───── Available records

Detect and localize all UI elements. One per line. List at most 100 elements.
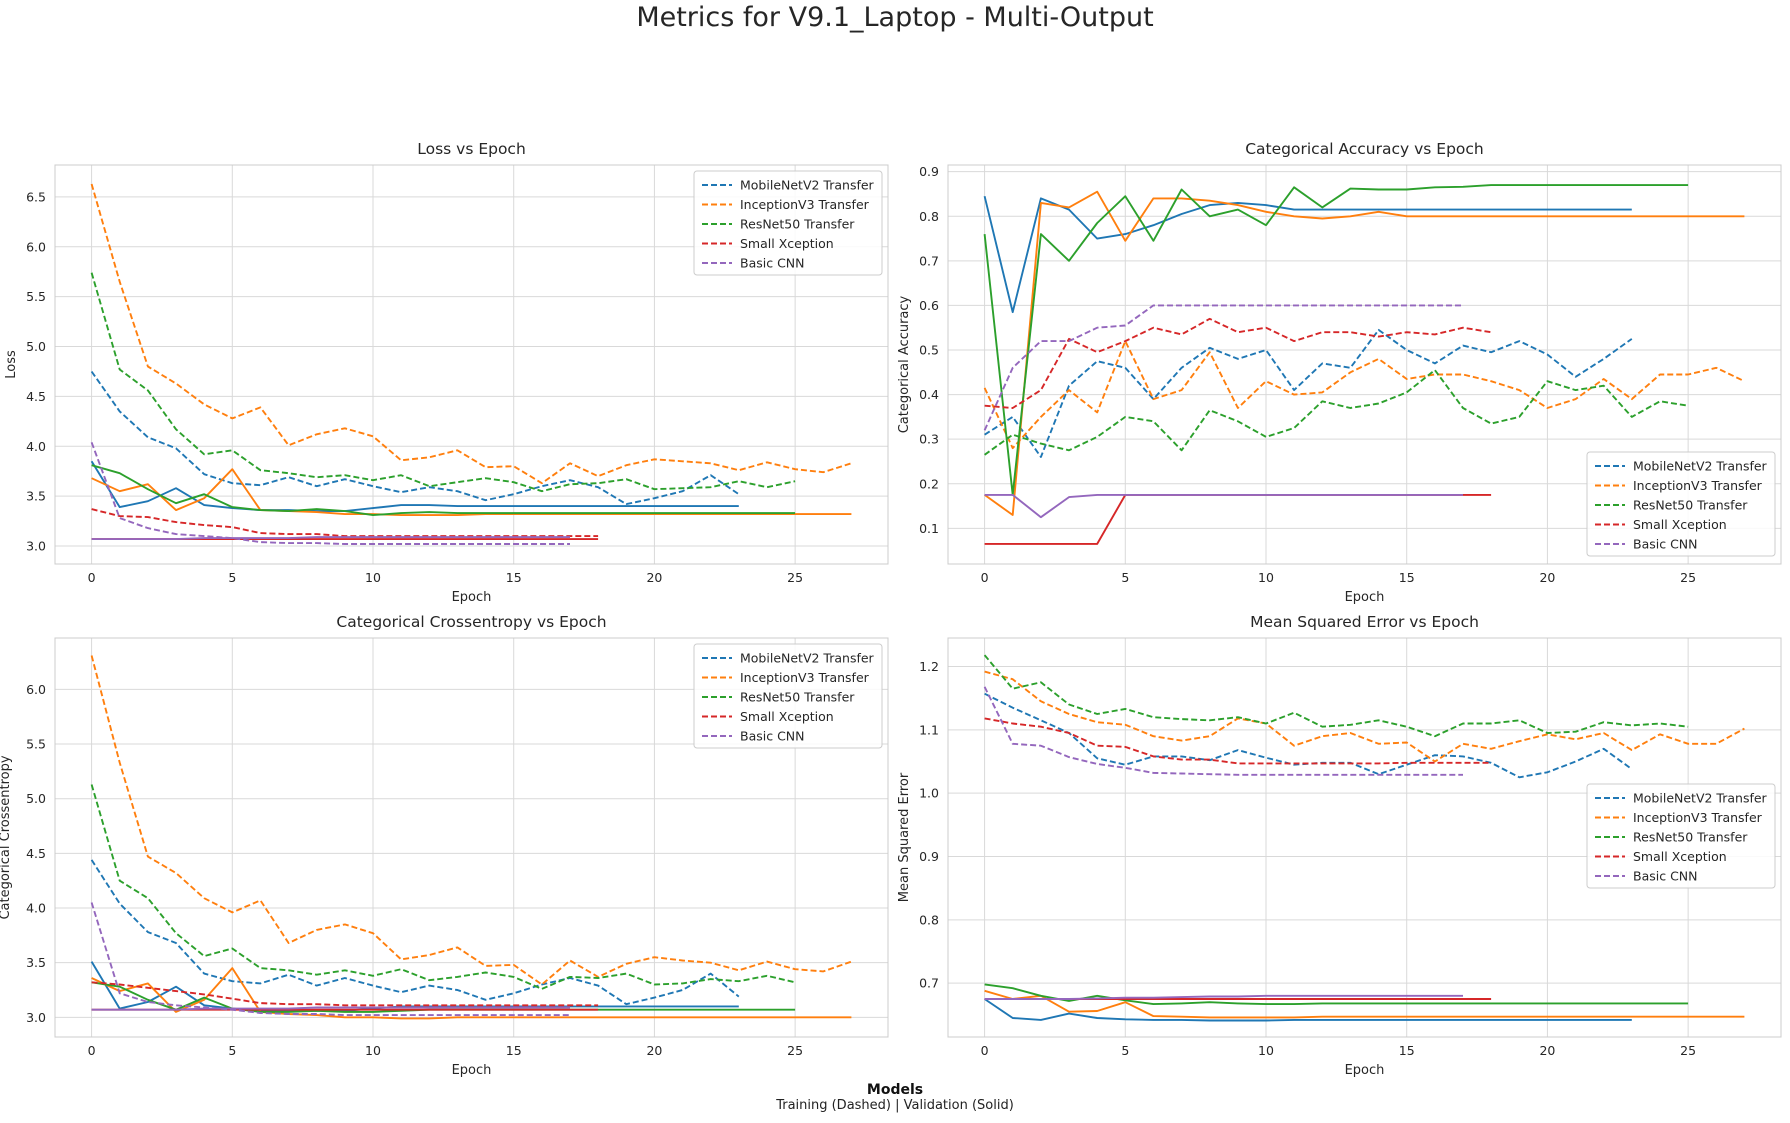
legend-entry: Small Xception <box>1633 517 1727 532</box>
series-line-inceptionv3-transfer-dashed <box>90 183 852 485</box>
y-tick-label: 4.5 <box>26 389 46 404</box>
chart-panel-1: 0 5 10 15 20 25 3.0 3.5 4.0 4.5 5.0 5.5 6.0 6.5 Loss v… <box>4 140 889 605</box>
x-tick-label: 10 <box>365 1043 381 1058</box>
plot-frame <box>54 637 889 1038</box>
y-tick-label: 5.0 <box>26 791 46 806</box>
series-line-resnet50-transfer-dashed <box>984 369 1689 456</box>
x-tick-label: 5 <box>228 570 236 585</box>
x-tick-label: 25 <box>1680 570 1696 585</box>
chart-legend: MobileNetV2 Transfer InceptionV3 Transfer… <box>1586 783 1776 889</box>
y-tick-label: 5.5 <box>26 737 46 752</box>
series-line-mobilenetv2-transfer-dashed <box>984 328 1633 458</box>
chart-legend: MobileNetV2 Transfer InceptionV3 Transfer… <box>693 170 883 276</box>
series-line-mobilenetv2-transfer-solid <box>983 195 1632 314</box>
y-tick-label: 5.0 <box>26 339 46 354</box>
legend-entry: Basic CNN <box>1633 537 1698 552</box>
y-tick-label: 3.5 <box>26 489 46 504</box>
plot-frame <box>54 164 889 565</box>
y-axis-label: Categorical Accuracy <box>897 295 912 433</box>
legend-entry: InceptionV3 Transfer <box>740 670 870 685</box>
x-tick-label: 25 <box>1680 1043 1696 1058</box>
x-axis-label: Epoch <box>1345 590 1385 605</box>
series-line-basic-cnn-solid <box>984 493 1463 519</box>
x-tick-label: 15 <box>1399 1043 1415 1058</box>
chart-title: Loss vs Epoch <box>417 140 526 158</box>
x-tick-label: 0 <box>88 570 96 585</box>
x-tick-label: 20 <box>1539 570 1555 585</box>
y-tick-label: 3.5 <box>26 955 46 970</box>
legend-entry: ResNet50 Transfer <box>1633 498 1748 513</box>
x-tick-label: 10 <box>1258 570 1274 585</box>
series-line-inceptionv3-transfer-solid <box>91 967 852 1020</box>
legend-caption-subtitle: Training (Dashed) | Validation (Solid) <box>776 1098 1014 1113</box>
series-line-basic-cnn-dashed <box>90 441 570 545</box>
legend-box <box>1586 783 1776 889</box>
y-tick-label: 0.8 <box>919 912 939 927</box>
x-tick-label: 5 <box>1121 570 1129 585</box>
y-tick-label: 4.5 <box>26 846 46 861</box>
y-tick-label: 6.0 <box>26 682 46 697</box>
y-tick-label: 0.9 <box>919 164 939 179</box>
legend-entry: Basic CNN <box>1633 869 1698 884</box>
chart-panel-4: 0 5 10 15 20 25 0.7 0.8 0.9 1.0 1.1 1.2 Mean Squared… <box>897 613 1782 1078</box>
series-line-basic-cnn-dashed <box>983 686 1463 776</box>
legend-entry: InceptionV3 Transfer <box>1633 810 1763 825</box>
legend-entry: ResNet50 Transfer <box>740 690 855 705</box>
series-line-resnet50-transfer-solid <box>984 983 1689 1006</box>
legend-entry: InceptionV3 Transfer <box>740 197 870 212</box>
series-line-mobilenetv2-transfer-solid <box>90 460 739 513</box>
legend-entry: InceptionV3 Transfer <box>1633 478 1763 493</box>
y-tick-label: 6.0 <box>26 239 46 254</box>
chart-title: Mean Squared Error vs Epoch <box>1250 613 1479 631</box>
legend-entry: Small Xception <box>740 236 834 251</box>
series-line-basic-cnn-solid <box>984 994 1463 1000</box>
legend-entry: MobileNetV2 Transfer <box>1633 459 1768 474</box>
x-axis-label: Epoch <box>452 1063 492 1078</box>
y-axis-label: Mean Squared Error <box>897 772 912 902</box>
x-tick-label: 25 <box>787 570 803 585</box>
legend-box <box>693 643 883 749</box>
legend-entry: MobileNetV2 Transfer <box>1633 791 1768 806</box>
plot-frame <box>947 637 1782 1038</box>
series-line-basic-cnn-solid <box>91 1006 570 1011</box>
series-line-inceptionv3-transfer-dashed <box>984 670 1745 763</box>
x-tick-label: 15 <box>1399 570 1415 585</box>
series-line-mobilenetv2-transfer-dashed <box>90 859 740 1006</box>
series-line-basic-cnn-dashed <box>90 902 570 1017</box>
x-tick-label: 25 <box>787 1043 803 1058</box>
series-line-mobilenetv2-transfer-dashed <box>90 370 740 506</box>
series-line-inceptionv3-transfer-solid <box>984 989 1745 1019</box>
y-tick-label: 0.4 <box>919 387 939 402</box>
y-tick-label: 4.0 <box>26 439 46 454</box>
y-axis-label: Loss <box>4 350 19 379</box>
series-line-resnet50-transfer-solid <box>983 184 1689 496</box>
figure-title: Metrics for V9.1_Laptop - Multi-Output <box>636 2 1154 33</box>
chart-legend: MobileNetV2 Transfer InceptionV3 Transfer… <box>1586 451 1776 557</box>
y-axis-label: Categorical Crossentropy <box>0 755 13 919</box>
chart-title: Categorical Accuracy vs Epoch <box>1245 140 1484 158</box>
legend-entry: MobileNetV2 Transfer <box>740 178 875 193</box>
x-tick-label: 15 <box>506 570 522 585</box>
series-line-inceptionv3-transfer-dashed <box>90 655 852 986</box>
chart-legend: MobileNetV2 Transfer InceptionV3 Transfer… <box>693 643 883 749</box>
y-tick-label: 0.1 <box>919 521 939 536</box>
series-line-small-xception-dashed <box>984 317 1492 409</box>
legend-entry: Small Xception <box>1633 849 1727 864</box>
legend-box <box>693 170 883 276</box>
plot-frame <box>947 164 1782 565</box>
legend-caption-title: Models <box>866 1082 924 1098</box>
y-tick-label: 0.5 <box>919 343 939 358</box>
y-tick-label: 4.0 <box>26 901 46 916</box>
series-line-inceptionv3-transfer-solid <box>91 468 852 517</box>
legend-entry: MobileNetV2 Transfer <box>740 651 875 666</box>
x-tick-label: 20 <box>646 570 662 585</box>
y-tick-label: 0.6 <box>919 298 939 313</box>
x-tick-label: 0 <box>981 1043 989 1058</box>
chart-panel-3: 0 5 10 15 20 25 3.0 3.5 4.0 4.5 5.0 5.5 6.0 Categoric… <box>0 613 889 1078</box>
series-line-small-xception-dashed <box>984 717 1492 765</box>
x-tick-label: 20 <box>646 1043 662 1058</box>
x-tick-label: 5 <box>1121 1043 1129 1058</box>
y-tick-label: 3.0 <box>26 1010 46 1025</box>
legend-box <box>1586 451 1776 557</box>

──────────

**Work to be completed**.
Copy the lines from the one containing "legend-entry: Small Xception <box>1633 517" through the one containing "y-tick-label: 5.0 <box>26 339 46 354</box>", including both of those lines.

**Worked solution**.
legend-entry: Small Xception <box>1633 517 1727 532</box>
series-line-inceptionv3-transfer-dashed <box>90 183 852 485</box>
y-tick-label: 4.5 <box>26 389 46 404</box>
chart-panel-1: 0 5 10 15 20 25 3.0 3.5 4.0 4.5 5.0 5.5 6.0 6.5 Loss v… <box>4 140 889 605</box>
x-tick-label: 10 <box>365 1043 381 1058</box>
plot-frame <box>54 637 889 1038</box>
y-tick-label: 5.0 <box>26 791 46 806</box>
series-line-resnet50-transfer-dashed <box>984 369 1689 456</box>
x-tick-label: 5 <box>228 570 236 585</box>
x-tick-label: 25 <box>1680 570 1696 585</box>
chart-legend: MobileNetV2 Transfer InceptionV3 Transfer… <box>1586 783 1776 889</box>
y-tick-label: 5.5 <box>26 737 46 752</box>
series-line-mobilenetv2-transfer-dashed <box>984 328 1633 458</box>
chart-legend: MobileNetV2 Transfer InceptionV3 Transfer… <box>693 170 883 276</box>
series-line-mobilenetv2-transfer-solid <box>983 195 1632 314</box>
y-tick-label: 5.0 <box>26 339 46 354</box>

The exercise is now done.